***** Fragmento del documento

Mis coqueteos con un pulpo de anillos azules (la segunda oportunidad)

Todos los buceadores son aventureros por naturaleza y disfrutan con el buceo en profundidad, la exploración de grutas subterráneas o el riesgo que entraña acercarse a animales venenosos para poder apreciar mejor su belleza. Algo de eso hay en la fascinación de Elizabeth Cook y Robert Yin por el pulpo de anillos azules. En nuestra revista de marzo/abril de 2003, nos explicaron su primer encuentro con este bello y peligroso animal. En esta ocasión, su relato nos recuerda algunas de las razones que nos llevan a viajar a los confines del mundo para bucear y gozar con los tesoros de la naturaleza, superando el miedo al peligro.

**********

| Lo que se pide |
Copia el texto sobre el pulpo de anillos azules en el tramo que va de "Mis coqueteos con" hasta "miedo al peligro." y sustituye "buceadores" por "submarinistas".

***** Material proporcionado

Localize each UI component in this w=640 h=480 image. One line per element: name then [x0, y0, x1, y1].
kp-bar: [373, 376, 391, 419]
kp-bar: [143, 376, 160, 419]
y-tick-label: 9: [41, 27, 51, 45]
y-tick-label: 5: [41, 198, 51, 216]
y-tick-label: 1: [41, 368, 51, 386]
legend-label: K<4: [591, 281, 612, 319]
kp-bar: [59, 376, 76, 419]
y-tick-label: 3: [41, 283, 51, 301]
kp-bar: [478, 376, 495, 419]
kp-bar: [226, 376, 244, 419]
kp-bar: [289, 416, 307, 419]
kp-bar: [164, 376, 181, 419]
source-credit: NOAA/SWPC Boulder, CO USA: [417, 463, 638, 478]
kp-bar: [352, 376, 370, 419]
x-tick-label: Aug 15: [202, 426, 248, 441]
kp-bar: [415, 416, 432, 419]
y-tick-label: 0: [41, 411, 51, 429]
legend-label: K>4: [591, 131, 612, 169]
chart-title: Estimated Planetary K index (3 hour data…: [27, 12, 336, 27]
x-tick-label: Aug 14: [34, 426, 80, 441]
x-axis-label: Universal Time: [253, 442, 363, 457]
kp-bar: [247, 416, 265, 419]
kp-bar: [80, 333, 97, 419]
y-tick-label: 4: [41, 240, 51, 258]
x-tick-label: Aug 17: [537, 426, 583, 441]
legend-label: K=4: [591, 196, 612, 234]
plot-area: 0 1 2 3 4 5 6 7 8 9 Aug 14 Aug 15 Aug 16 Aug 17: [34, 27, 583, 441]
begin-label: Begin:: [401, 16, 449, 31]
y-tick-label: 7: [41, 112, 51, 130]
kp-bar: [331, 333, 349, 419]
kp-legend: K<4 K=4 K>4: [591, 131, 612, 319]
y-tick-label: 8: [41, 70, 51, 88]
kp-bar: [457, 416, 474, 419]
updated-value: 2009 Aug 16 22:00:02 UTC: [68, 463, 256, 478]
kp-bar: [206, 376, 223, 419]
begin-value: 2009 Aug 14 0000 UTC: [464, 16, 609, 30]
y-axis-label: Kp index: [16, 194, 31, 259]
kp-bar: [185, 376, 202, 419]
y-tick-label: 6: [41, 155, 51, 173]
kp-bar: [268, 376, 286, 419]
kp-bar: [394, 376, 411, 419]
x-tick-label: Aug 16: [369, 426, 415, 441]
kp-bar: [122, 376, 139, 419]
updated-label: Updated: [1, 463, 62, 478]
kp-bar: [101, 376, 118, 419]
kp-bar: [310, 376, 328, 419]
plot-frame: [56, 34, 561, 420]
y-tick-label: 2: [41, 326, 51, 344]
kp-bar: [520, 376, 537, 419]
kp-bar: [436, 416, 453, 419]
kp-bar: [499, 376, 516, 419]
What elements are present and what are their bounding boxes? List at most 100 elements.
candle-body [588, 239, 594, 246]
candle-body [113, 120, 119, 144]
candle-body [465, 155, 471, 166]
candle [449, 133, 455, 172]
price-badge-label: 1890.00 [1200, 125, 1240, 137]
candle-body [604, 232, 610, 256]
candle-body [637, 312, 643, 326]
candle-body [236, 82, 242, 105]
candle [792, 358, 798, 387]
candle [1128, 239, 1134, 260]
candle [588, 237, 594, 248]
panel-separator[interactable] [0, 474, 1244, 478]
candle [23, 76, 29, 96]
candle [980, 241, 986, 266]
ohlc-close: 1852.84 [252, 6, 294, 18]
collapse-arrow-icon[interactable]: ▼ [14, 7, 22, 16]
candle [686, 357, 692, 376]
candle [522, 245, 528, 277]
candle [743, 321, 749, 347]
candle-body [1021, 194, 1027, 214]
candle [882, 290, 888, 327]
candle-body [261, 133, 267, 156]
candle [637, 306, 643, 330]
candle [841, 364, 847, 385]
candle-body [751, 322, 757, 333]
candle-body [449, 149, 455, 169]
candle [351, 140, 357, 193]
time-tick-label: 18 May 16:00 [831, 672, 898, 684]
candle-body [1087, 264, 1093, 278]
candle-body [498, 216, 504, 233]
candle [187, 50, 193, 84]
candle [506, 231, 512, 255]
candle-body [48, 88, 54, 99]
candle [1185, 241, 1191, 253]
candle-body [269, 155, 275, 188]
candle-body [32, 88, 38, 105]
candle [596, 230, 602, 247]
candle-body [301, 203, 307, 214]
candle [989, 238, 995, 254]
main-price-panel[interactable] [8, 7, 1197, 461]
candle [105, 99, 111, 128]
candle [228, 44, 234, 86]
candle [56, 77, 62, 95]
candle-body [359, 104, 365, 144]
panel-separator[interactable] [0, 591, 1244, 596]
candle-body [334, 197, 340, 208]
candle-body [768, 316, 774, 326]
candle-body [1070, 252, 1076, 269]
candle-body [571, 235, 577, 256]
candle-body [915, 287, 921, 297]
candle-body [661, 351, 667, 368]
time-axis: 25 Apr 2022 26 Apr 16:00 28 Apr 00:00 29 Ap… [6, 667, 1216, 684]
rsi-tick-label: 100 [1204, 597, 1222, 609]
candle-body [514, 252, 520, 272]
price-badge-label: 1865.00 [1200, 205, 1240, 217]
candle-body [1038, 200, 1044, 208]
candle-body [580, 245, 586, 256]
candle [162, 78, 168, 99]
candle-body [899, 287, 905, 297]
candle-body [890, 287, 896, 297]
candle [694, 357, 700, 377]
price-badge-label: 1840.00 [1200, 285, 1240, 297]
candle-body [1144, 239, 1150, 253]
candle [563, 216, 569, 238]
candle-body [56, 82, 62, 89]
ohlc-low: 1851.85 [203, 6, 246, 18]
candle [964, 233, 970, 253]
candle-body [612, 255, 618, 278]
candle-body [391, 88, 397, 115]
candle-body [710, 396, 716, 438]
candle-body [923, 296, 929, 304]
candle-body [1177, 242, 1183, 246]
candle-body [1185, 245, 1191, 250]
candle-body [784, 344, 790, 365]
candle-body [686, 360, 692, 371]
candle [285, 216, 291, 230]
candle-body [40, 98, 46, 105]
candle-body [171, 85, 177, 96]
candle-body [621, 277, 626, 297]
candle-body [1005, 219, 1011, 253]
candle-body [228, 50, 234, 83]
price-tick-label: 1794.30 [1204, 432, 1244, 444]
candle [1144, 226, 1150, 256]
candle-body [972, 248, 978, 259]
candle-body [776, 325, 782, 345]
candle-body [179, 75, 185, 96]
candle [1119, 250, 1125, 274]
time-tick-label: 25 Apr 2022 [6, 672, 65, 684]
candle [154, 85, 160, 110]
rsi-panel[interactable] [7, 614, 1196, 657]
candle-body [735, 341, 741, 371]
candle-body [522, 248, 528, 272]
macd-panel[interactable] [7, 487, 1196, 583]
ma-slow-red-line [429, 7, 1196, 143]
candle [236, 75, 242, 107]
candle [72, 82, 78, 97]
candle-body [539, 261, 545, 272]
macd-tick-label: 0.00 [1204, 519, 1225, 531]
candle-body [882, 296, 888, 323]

**********

| Solución |
Mis coqueteos con un pulpo de anillos azules (la segunda oportunidad)

Todos los submarinistas son aventureros por naturaleza y disfrutan con el buceo en profundidad, la exploración de grutas subterráneas o el riesgo que entraña acercarse a animales venenosos para poder apreciar mejor su belleza. Algo de eso hay en la fascinación de Elizabeth Cook y Robert Yin por el pulpo de anillos azules. En nuestra revista de marzo/abril de 2003, nos explicaron su primer encuentro con este bello y peligroso animal. En esta ocasión, su relato nos recuerda algunas de las razones que nos llevan a viajar a los confines del mundo para bucear y gozar con los tesoros de la naturaleza, superando el miedo al peligro.